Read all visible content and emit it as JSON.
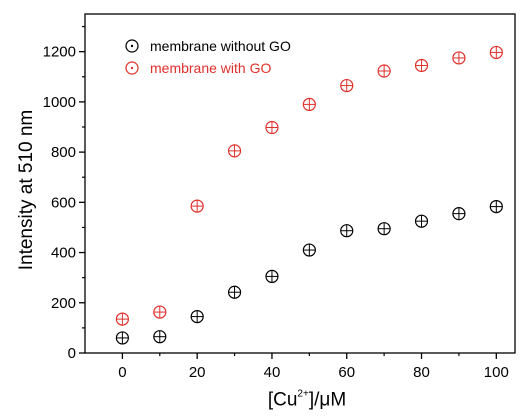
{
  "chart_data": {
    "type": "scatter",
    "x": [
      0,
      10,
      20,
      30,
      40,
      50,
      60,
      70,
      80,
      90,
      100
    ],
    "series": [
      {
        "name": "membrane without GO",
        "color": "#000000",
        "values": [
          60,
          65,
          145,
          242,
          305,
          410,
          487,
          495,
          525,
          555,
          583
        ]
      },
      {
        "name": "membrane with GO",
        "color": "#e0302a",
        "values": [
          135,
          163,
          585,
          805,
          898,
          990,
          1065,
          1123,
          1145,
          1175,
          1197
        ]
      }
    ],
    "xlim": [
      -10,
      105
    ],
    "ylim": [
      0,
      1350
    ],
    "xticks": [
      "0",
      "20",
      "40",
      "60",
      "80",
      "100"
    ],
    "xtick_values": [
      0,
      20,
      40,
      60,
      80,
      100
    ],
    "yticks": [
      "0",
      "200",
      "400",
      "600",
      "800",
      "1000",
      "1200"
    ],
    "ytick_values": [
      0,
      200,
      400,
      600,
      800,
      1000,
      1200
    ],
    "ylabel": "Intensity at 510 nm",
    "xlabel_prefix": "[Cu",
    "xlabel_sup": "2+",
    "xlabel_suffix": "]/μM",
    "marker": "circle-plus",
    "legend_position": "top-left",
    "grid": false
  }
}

----

**WORK TO DO**: Show every line that contains the word "membrane".

**RESPONSE**:
        "name": "membrane without GO",
        "name": "membrane with GO",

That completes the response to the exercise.